Source records:
..........
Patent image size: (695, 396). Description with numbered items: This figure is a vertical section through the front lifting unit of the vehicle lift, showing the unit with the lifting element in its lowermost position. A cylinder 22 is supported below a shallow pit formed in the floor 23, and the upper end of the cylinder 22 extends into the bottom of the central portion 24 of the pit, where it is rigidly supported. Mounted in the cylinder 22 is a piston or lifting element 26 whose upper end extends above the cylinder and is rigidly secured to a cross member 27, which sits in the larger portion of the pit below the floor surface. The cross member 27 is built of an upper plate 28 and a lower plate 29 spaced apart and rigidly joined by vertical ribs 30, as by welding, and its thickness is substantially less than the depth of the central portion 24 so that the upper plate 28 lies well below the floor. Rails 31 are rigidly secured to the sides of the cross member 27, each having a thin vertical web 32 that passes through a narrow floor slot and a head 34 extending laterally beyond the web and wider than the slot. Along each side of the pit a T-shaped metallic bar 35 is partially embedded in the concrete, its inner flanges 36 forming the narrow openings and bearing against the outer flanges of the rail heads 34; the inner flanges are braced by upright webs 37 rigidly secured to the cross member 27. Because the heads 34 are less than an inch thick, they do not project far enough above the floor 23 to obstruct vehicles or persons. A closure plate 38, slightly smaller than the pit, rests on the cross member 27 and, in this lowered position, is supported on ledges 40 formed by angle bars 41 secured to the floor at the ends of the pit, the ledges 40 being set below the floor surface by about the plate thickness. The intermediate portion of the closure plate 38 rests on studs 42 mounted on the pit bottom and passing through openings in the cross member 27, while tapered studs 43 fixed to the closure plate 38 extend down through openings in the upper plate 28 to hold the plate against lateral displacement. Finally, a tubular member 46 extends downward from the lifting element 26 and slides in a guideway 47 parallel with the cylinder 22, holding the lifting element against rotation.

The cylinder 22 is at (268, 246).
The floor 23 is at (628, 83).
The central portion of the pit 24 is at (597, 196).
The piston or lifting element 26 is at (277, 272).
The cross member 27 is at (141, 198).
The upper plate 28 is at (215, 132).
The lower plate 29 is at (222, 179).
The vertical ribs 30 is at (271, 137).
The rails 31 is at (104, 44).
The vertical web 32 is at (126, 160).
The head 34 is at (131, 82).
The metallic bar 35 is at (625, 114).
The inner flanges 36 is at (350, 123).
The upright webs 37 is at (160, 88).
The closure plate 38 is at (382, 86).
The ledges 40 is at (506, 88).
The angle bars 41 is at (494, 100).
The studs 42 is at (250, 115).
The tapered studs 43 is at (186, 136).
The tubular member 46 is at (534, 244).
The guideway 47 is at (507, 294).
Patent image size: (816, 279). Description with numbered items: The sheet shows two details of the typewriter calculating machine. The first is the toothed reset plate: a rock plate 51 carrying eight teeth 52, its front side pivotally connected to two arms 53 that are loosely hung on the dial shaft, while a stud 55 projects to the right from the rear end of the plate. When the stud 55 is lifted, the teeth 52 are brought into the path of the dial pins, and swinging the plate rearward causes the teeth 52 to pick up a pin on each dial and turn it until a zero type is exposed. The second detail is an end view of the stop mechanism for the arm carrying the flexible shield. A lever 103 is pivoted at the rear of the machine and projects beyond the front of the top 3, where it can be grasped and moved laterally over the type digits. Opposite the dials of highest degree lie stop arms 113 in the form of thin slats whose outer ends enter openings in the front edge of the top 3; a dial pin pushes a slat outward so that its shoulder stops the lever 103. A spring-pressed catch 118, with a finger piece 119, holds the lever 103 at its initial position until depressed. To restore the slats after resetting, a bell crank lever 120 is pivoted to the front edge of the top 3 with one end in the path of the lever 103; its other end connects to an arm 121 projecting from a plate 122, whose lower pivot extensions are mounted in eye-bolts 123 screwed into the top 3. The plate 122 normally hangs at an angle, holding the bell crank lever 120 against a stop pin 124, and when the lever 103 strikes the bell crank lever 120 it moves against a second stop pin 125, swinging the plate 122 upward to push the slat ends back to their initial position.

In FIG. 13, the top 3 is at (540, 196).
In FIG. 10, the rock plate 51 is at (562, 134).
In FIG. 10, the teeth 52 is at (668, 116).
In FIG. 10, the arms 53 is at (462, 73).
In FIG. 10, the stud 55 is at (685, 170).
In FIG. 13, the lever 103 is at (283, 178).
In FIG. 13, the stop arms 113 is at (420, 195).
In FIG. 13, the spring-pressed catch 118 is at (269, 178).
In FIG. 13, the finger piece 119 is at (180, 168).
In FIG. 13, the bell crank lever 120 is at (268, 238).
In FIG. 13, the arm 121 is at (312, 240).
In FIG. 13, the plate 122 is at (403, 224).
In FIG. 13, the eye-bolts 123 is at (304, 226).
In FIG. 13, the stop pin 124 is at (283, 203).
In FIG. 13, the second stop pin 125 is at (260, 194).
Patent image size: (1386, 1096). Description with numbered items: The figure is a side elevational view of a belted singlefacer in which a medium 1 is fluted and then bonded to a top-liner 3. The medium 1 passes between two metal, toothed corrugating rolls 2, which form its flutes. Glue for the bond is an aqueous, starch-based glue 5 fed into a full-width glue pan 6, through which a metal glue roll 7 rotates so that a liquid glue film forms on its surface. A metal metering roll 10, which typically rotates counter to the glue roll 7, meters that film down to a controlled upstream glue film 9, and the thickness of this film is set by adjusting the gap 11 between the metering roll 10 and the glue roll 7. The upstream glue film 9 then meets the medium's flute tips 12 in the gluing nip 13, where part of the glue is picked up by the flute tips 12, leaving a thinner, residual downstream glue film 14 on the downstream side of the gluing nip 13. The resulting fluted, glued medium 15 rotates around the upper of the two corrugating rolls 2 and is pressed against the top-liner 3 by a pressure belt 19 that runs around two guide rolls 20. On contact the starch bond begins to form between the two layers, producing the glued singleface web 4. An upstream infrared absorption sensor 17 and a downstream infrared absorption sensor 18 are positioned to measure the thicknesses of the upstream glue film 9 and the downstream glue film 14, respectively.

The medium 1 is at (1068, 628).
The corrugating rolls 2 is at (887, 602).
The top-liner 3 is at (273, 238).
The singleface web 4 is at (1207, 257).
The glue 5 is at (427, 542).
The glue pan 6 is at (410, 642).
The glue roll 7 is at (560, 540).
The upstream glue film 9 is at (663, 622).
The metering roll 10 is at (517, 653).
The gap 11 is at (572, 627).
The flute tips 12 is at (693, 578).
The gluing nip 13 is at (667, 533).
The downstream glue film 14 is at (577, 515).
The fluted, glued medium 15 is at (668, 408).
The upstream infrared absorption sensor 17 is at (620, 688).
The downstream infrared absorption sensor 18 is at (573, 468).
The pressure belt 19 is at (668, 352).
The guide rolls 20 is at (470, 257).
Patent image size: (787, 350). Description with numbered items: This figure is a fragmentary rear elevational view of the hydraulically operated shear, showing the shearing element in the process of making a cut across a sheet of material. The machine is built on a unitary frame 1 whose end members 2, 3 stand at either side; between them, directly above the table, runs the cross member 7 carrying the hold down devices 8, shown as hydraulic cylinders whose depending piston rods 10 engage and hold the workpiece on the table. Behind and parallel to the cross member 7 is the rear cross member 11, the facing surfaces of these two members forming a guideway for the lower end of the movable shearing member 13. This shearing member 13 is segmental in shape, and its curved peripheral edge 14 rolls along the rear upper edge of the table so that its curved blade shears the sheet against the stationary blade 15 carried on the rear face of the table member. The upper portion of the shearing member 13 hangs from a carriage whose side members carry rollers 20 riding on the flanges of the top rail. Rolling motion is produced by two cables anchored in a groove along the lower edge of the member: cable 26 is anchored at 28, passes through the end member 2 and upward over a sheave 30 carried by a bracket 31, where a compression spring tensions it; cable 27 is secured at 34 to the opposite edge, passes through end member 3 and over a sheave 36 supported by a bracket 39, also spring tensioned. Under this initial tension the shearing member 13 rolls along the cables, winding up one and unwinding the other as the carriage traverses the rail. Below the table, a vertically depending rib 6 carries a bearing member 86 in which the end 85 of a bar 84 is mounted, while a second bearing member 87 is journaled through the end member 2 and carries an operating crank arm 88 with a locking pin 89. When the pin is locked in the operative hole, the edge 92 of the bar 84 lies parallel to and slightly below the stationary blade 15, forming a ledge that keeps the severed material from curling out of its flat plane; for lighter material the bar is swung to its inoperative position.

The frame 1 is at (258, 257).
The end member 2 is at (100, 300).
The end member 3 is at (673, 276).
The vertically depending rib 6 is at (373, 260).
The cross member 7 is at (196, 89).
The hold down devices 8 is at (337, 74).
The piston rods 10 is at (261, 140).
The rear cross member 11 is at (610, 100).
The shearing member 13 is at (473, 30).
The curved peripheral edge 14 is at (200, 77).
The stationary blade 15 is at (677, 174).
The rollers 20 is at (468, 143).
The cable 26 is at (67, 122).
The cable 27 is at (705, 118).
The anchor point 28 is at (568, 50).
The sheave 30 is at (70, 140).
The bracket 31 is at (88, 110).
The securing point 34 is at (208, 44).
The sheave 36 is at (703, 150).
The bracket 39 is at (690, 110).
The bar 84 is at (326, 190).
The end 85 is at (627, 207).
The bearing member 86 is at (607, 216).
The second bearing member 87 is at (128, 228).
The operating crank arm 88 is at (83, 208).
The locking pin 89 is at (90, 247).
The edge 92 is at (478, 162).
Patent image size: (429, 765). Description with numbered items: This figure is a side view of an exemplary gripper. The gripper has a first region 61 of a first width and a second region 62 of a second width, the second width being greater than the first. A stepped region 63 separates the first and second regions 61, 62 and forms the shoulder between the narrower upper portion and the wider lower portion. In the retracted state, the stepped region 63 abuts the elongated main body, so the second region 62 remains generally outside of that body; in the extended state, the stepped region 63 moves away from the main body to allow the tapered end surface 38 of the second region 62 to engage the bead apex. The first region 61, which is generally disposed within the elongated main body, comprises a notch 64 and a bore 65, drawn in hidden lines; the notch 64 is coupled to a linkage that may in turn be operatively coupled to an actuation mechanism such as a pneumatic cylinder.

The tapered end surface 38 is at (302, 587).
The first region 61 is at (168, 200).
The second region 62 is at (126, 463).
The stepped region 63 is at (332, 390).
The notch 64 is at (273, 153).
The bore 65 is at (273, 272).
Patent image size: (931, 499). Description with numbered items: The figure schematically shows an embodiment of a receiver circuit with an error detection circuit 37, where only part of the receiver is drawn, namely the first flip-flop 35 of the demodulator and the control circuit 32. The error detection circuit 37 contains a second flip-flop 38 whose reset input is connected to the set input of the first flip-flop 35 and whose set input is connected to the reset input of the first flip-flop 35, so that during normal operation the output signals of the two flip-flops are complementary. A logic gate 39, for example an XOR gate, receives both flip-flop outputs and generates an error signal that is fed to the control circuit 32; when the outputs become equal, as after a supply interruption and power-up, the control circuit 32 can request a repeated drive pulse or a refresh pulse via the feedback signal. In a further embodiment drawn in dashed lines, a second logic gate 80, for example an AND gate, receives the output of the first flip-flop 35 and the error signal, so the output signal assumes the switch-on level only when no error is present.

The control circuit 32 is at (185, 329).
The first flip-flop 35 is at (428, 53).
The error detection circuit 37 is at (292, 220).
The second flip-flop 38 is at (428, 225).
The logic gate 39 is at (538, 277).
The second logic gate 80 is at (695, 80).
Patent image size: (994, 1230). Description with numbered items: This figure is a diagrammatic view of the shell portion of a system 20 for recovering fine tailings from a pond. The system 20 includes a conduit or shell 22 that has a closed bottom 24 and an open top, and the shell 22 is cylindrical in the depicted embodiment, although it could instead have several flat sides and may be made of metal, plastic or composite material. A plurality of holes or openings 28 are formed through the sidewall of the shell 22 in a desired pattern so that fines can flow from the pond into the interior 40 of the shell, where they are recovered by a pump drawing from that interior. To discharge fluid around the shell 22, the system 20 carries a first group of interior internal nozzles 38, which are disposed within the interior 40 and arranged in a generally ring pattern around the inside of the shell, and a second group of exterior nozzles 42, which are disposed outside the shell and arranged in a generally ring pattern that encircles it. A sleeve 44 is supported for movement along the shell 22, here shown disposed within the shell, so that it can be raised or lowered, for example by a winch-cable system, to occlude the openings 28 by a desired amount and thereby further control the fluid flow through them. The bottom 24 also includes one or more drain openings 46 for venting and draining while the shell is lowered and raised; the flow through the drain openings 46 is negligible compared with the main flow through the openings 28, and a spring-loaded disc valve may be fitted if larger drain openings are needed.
..........
Do this:
Output the part of the material that opens with the line containing "Patent image size: (429, 765)." and closes with the line containing "The bore 65 is at (273, 272)." as a numbered list. Include both of those lines and omit any blank lines.

Problem solution:
1. Patent image size: (429, 765). Description with numbered items: This figure is a side view of an exemplary gripper. The gripper has a first region 61 of a first width and a second region 62 of a second width, the second width being greater than the first. A stepped region 63 separates the first and second regions 61, 62 and forms the shoulder between the narrower upper portion and the wider lower portion. In the retracted state, the stepped region 63 abuts the elongated main body, so the second region 62 remains generally outside of that body; in the extended state, the stepped region 63 moves away from the main body to allow the tapered end surface 38 of the second region 62 to engage the bead apex. The first region 61, which is generally disposed within the elongated main body, comprises a notch 64 and a bore 65, drawn in hidden lines; the notch 64 is coupled to a linkage that may in turn be operatively coupled to an actuation mechanism such as a pneumatic cylinder.
2. The tapered end surface 38 is at (302, 587).
3. The first region 61 is at (168, 200).
4. The second region 62 is at (126, 463).
5. The stepped region 63 is at (332, 390).
6. The notch 64 is at (273, 153).
7. The bore 65 is at (273, 272).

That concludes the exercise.